* [Set exercise] Return each line holding the string "color".

* [Excerpted records]
▬▬▬▬▬▬
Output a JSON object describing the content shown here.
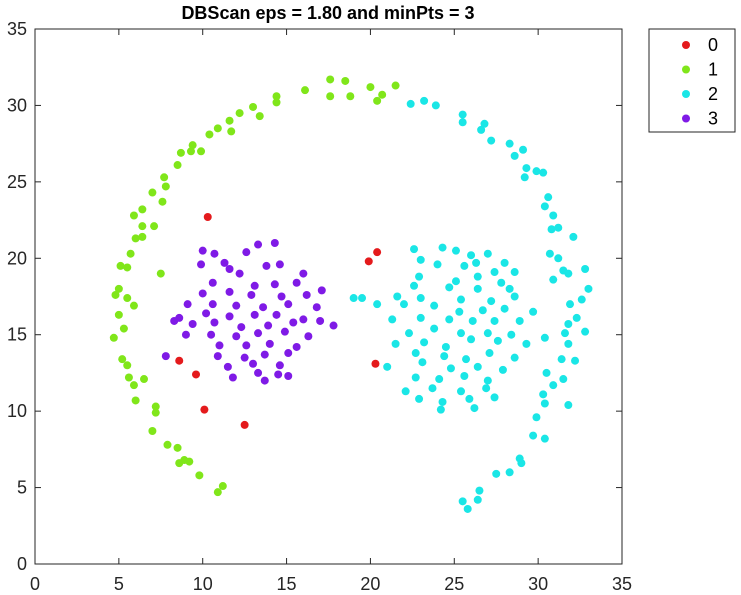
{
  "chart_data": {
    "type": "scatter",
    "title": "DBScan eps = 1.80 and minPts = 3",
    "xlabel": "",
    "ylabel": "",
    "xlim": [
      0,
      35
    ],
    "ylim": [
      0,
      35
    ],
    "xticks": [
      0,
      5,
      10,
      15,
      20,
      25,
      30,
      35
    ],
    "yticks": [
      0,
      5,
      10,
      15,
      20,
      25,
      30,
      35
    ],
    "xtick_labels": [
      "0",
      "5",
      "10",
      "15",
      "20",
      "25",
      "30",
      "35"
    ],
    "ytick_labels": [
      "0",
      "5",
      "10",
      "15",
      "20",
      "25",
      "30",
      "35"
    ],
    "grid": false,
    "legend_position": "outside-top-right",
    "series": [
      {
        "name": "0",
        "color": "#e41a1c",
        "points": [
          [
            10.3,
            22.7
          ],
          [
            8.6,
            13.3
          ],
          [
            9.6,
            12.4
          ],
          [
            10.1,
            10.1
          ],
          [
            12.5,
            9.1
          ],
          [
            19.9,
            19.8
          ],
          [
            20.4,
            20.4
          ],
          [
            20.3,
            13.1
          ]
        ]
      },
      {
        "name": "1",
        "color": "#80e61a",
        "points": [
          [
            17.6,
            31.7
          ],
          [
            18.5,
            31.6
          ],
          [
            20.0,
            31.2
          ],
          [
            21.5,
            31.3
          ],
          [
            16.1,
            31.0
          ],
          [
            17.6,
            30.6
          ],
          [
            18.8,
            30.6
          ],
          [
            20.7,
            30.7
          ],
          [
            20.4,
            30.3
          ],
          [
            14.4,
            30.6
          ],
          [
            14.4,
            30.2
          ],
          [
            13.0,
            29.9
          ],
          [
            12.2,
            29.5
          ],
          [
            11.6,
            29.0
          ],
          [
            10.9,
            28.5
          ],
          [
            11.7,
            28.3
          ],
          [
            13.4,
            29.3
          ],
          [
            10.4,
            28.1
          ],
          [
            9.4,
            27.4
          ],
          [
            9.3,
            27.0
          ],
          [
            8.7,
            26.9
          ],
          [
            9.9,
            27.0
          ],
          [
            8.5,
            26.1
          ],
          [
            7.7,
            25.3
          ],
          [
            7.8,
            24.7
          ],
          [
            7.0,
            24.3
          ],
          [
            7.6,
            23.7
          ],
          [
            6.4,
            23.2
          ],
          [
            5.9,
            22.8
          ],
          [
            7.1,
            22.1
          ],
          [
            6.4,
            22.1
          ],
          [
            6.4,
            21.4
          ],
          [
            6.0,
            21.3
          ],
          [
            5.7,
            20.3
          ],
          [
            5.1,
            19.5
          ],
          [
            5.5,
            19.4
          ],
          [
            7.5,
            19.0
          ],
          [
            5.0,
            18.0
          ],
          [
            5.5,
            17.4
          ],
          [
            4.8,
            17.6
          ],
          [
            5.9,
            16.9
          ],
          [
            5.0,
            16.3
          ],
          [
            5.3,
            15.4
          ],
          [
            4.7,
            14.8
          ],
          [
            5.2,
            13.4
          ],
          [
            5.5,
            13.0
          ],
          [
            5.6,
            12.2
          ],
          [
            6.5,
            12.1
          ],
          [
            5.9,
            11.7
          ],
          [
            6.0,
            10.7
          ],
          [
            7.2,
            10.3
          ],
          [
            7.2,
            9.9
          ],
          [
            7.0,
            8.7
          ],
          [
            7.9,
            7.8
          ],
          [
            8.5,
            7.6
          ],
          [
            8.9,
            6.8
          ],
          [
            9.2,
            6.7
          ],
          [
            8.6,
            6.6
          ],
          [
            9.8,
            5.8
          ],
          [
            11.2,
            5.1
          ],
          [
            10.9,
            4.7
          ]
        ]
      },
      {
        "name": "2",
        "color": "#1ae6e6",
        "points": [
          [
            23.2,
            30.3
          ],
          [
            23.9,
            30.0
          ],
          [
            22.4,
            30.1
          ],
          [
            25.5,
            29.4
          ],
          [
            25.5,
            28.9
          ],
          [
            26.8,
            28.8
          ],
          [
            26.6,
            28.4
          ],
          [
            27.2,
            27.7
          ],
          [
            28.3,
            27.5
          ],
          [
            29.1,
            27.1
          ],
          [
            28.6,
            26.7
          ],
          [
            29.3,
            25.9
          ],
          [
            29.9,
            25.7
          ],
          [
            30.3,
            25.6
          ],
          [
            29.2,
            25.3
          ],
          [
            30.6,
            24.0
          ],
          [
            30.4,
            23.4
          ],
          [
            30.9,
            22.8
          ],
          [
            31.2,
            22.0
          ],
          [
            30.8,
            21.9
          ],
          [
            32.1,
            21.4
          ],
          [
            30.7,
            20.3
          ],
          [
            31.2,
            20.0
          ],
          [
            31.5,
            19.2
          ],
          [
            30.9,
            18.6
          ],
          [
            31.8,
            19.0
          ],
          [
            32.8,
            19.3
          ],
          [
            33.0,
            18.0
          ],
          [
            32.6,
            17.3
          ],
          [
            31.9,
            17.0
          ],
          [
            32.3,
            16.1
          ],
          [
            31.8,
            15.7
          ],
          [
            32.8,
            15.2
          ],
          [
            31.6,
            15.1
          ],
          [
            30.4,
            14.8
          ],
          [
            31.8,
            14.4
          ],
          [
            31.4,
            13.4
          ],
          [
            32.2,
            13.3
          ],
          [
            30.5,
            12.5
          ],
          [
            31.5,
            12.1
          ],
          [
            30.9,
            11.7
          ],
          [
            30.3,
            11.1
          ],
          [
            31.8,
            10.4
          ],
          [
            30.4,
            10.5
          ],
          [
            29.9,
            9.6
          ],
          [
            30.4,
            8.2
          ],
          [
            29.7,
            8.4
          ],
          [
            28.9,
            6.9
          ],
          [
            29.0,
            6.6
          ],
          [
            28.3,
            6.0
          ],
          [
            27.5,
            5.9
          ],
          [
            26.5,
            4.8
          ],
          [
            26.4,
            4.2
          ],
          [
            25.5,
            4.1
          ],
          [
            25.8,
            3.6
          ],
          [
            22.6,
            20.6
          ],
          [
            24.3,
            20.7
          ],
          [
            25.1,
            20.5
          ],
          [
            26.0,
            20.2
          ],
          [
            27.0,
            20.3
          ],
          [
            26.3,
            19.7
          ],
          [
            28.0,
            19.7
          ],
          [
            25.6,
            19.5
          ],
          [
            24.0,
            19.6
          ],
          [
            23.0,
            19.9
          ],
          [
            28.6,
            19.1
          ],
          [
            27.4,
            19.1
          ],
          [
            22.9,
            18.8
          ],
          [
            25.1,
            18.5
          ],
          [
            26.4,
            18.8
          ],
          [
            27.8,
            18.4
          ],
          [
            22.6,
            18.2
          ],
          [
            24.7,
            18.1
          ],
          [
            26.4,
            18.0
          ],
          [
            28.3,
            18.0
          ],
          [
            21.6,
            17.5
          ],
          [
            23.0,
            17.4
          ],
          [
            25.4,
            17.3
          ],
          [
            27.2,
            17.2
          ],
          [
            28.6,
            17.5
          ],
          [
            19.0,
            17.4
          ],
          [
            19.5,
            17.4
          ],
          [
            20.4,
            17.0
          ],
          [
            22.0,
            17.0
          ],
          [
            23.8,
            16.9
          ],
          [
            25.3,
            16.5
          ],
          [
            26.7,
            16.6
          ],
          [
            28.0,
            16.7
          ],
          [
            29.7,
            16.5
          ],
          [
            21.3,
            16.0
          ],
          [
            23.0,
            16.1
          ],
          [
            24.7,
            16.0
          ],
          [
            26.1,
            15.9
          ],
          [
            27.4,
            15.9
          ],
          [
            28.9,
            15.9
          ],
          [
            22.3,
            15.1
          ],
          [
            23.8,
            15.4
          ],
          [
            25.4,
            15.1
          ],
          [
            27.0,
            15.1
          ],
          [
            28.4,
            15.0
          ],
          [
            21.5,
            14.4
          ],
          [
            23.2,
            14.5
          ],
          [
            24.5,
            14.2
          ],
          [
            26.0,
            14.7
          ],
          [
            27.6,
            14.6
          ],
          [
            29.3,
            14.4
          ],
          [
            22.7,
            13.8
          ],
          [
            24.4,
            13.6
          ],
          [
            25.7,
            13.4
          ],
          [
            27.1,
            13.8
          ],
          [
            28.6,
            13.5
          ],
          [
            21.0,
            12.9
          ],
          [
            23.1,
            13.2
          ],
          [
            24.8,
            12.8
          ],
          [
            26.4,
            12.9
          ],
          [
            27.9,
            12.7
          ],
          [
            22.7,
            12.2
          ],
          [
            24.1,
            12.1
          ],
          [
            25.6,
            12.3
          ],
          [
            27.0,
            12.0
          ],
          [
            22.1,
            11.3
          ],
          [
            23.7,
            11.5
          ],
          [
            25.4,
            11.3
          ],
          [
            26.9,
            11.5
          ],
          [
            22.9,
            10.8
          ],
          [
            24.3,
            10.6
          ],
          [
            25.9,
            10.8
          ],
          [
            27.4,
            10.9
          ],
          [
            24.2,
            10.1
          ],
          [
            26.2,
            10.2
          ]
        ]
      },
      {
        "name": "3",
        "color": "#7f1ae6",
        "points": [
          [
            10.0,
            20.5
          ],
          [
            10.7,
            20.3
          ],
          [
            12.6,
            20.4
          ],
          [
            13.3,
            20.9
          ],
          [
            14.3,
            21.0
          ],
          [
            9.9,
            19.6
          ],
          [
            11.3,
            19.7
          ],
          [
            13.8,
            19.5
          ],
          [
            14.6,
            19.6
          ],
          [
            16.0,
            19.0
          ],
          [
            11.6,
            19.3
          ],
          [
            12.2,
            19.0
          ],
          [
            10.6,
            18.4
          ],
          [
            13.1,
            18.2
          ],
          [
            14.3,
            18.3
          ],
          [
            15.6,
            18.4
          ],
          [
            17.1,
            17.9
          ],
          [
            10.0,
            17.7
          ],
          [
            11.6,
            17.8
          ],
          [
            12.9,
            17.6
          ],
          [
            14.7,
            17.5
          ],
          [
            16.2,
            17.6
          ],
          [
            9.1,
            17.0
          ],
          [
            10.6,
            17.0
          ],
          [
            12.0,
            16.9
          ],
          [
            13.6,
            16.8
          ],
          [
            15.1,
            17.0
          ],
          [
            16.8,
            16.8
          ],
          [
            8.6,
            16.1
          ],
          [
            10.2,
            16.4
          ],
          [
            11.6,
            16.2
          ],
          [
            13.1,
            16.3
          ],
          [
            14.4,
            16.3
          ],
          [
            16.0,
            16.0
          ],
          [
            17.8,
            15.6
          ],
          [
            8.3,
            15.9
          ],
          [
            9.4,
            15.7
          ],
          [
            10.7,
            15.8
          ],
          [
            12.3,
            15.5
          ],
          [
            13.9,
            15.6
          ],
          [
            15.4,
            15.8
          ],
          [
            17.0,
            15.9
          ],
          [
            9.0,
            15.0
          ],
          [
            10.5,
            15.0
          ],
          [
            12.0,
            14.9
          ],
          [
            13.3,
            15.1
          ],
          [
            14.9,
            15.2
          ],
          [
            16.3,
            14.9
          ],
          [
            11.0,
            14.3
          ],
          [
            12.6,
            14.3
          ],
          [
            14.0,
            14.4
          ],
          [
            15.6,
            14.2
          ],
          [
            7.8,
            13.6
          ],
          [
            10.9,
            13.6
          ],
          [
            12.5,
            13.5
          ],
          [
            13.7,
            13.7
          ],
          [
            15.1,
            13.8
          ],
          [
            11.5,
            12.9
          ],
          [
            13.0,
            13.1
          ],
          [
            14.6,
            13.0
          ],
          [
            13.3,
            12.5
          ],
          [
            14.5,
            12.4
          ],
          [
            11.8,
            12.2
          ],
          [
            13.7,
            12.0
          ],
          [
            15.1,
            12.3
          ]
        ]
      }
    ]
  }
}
▬▬▬▬▬▬
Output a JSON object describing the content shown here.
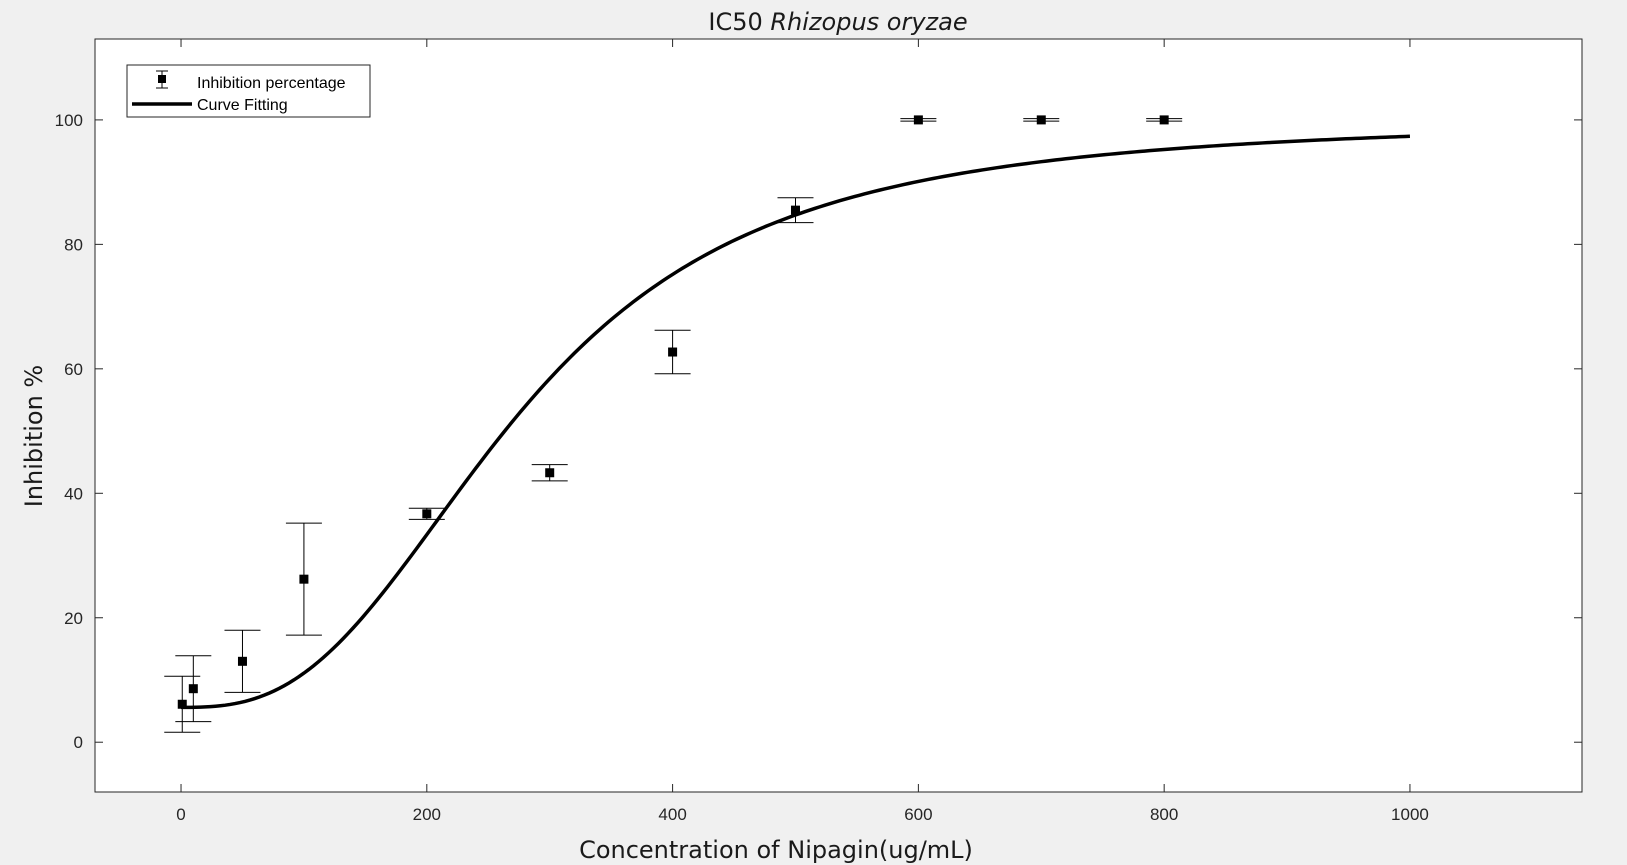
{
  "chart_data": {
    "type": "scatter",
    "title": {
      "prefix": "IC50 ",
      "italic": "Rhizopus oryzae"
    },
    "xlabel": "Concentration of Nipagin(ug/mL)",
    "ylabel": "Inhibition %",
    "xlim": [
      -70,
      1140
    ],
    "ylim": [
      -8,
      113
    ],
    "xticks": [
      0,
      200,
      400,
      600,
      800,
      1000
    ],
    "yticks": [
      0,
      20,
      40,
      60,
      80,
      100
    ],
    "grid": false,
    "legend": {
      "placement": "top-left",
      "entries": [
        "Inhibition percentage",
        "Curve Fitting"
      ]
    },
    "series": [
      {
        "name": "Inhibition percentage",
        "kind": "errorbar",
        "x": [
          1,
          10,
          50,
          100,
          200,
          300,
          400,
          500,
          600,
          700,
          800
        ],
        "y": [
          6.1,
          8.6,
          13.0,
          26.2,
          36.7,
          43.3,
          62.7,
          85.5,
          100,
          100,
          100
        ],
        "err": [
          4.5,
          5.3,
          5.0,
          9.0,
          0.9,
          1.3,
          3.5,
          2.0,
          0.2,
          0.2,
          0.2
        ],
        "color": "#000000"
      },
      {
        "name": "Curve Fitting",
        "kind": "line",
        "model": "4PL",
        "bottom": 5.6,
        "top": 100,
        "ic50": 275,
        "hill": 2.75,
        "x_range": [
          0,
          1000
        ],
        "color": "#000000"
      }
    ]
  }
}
▬▬▬▬▬▬
* [Solution for this problem]
        "color": "#e41a1c",
        "color": "#80e61a",
        "color": "#1ae6e6",
        "color": "#7f1ae6",
        "color": "#000000"
        "color": "#000000"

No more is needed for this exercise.